DATA ENTRIES:
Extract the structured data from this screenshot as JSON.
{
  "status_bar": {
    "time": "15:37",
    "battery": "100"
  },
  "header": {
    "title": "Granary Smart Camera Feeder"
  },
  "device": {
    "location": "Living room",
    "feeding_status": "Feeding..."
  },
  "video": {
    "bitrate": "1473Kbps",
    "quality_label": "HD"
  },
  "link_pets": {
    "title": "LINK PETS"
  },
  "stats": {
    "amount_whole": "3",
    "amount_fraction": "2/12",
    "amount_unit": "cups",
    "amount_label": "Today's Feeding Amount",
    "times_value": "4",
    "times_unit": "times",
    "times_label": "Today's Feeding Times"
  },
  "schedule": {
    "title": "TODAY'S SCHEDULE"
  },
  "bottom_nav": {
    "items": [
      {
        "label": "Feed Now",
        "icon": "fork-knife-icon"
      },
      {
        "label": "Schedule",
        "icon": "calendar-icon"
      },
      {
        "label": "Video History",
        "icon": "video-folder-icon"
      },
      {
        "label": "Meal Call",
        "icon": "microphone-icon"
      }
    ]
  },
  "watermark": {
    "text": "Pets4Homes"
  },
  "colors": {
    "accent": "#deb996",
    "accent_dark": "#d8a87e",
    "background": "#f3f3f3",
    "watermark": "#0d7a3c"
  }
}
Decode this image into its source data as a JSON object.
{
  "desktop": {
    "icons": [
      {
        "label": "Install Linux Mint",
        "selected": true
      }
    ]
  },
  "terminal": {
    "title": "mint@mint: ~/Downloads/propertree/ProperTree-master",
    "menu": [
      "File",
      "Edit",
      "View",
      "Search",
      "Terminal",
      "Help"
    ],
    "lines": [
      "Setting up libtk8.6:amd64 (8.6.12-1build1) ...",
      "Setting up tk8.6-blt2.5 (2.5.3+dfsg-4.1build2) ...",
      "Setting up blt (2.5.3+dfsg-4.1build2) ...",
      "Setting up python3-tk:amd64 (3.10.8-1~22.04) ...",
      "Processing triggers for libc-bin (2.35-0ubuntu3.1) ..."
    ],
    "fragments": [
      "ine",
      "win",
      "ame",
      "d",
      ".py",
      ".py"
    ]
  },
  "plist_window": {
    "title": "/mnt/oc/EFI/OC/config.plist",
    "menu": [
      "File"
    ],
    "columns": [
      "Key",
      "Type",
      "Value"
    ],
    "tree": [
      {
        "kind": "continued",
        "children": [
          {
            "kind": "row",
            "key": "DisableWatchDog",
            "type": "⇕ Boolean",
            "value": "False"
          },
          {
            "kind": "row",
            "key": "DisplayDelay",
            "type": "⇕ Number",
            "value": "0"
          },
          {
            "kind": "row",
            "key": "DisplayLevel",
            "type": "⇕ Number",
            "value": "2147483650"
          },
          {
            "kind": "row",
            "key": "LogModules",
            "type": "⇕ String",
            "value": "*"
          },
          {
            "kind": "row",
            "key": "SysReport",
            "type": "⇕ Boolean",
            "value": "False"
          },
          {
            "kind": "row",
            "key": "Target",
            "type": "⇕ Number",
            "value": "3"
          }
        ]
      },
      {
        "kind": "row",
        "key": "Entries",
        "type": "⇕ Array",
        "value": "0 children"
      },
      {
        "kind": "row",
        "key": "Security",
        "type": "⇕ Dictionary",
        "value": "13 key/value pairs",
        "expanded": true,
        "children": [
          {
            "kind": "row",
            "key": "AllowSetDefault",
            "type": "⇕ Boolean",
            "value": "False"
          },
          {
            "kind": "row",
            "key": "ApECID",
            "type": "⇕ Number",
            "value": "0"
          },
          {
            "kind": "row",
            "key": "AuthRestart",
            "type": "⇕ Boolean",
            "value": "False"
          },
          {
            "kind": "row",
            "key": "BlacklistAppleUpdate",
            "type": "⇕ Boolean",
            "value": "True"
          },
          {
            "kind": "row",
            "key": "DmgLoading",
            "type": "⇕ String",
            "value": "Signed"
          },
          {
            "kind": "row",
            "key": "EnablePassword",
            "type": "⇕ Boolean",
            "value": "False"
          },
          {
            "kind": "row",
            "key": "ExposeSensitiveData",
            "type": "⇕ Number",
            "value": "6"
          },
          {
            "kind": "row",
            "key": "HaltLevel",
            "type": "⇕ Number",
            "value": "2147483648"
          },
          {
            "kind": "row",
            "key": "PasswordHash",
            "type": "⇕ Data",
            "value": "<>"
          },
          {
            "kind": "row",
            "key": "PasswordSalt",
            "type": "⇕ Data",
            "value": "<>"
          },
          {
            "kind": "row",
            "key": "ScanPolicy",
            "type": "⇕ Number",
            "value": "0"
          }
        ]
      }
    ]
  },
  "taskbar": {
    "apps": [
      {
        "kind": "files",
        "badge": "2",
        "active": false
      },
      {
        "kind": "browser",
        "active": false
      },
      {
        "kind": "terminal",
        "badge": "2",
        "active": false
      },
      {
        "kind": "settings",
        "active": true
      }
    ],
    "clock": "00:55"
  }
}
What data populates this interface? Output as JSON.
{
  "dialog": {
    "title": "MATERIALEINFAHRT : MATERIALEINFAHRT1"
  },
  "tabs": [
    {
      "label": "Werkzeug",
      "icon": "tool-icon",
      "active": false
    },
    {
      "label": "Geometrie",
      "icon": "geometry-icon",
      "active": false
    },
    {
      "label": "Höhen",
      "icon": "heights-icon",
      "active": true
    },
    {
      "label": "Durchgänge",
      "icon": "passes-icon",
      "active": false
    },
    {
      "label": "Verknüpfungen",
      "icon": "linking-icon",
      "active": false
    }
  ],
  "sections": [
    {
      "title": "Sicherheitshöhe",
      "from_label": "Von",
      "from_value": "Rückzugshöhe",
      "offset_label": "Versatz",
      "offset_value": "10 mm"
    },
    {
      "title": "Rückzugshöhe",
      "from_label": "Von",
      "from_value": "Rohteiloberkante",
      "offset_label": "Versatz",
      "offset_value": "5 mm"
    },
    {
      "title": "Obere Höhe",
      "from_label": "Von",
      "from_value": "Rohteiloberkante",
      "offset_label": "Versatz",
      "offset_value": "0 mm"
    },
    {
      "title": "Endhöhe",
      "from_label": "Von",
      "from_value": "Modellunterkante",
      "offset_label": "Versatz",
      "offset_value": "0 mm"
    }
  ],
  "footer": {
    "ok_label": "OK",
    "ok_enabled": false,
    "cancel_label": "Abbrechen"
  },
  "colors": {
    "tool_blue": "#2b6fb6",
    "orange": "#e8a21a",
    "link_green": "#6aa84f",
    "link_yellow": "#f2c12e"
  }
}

DIRECTIONS FOR THIS TASK:
Transcribe each entry exactly.

TASK ANSWER:
Extract the structured data from this screenshot as JSON.
{
  "status_bar": {
    "time": "15:37",
    "battery": "100"
  },
  "header": {
    "title": "Granary Smart Camera Feeder"
  },
  "device": {
    "location": "Living room",
    "feeding_status": "Feeding..."
  },
  "video": {
    "bitrate": "1473Kbps",
    "quality_label": "HD"
  },
  "link_pets": {
    "title": "LINK PETS"
  },
  "stats": {
    "amount_whole": "3",
    "amount_fraction": "2/12",
    "amount_unit": "cups",
    "amount_label": "Today's Feeding Amount",
    "times_value": "4",
    "times_unit": "times",
    "times_label": "Today's Feeding Times"
  },
  "schedule": {
    "title": "TODAY'S SCHEDULE"
  },
  "bottom_nav": {
    "items": [
      {
        "label": "Feed Now",
        "icon": "fork-knife-icon"
      },
      {
        "label": "Schedule",
        "icon": "calendar-icon"
      },
      {
        "label": "Video History",
        "icon": "video-folder-icon"
      },
      {
        "label": "Meal Call",
        "icon": "microphone-icon"
      }
    ]
  },
  "watermark": {
    "text": "Pets4Homes"
  },
  "colors": {
    "accent": "#deb996",
    "accent_dark": "#d8a87e",
    "background": "#f3f3f3",
    "watermark": "#0d7a3c"
  }
}
Decode this image into its source data as a JSON object.
{
  "desktop": {
    "icons": [
      {
        "label": "Install Linux Mint",
        "selected": true
      }
    ]
  },
  "terminal": {
    "title": "mint@mint: ~/Downloads/propertree/ProperTree-master",
    "menu": [
      "File",
      "Edit",
      "View",
      "Search",
      "Terminal",
      "Help"
    ],
    "lines": [
      "Setting up libtk8.6:amd64 (8.6.12-1build1) ...",
      "Setting up tk8.6-blt2.5 (2.5.3+dfsg-4.1build2) ...",
      "Setting up blt (2.5.3+dfsg-4.1build2) ...",
      "Setting up python3-tk:amd64 (3.10.8-1~22.04) ...",
      "Processing triggers for libc-bin (2.35-0ubuntu3.1) ..."
    ],
    "fragments": [
      "ine",
      "win",
      "ame",
      "d",
      ".py",
      ".py"
    ]
  },
  "plist_window": {
    "title": "/mnt/oc/EFI/OC/config.plist",
    "menu": [
      "File"
    ],
    "columns": [
      "Key",
      "Type",
      "Value"
    ],
    "tree": [
      {
        "kind": "continued",
        "children": [
          {
            "kind": "row",
            "key": "DisableWatchDog",
            "type": "⇕ Boolean",
            "value": "False"
          },
          {
            "kind": "row",
            "key": "DisplayDelay",
            "type": "⇕ Number",
            "value": "0"
          },
          {
            "kind": "row",
            "key": "DisplayLevel",
            "type": "⇕ Number",
            "value": "2147483650"
          },
          {
            "kind": "row",
            "key": "LogModules",
            "type": "⇕ String",
            "value": "*"
          },
          {
            "kind": "row",
            "key": "SysReport",
            "type": "⇕ Boolean",
            "value": "False"
          },
          {
            "kind": "row",
            "key": "Target",
            "type": "⇕ Number",
            "value": "3"
          }
        ]
      },
      {
        "kind": "row",
        "key": "Entries",
        "type": "⇕ Array",
        "value": "0 children"
      },
      {
        "kind": "row",
        "key": "Security",
        "type": "⇕ Dictionary",
        "value": "13 key/value pairs",
        "expanded": true,
        "children": [
          {
            "kind": "row",
            "key": "AllowSetDefault",
            "type": "⇕ Boolean",
            "value": "False"
          },
          {
            "kind": "row",
            "key": "ApECID",
            "type": "⇕ Number",
            "value": "0"
          },
          {
            "kind": "row",
            "key": "AuthRestart",
            "type": "⇕ Boolean",
            "value": "False"
          },
          {
            "kind": "row",
            "key": "BlacklistAppleUpdate",
            "type": "⇕ Boolean",
            "value": "True"
          },
          {
            "kind": "row",
            "key": "DmgLoading",
            "type": "⇕ String",
            "value": "Signed"
          },
          {
            "kind": "row",
            "key": "EnablePassword",
            "type": "⇕ Boolean",
            "value": "False"
          },
          {
            "kind": "row",
            "key": "ExposeSensitiveData",
            "type": "⇕ Number",
            "value": "6"
          },
          {
            "kind": "row",
            "key": "HaltLevel",
            "type": "⇕ Number",
            "value": "2147483648"
          },
          {
            "kind": "row",
            "key": "PasswordHash",
            "type": "⇕ Data",
            "value": "<>"
          },
          {
            "kind": "row",
            "key": "PasswordSalt",
            "type": "⇕ Data",
            "value": "<>"
          },
          {
            "kind": "row",
            "key": "ScanPolicy",
            "type": "⇕ Number",
            "value": "0"
          }
        ]
      }
    ]
  },
  "taskbar": {
    "apps": [
      {
        "kind": "files",
        "badge": "2",
        "active": false
      },
      {
        "kind": "browser",
        "active": false
      },
      {
        "kind": "terminal",
        "badge": "2",
        "active": false
      },
      {
        "kind": "settings",
        "active": true
      }
    ],
    "clock": "00:55"
  }
}
What data populates this interface? Output as JSON.
{
  "dialog": {
    "title": "MATERIALEINFAHRT : MATERIALEINFAHRT1"
  },
  "tabs": [
    {
      "label": "Werkzeug",
      "icon": "tool-icon",
      "active": false
    },
    {
      "label": "Geometrie",
      "icon": "geometry-icon",
      "active": false
    },
    {
      "label": "Höhen",
      "icon": "heights-icon",
      "active": true
    },
    {
      "label": "Durchgänge",
      "icon": "passes-icon",
      "active": false
    },
    {
      "label": "Verknüpfungen",
      "icon": "linking-icon",
      "active": false
    }
  ],
  "sections": [
    {
      "title": "Sicherheitshöhe",
      "from_label": "Von",
      "from_value": "Rückzugshöhe",
      "offset_label": "Versatz",
      "offset_value": "10 mm"
    },
    {
      "title": "Rückzugshöhe",
      "from_label": "Von",
      "from_value": "Rohteiloberkante",
      "offset_label": "Versatz",
      "offset_value": "5 mm"
    },
    {
      "title": "Obere Höhe",
      "from_label": "Von",
      "from_value": "Rohteiloberkante",
      "offset_label": "Versatz",
      "offset_value": "0 mm"
    },
    {
      "title": "Endhöhe",
      "from_label": "Von",
      "from_value": "Modellunterkante",
      "offset_label": "Versatz",
      "offset_value": "0 mm"
    }
  ],
  "footer": {
    "ok_label": "OK",
    "ok_enabled": false,
    "cancel_label": "Abbrechen"
  },
  "colors": {
    "tool_blue": "#2b6fb6",
    "orange": "#e8a21a",
    "link_green": "#6aa84f",
    "link_yellow": "#f2c12e"
  }
}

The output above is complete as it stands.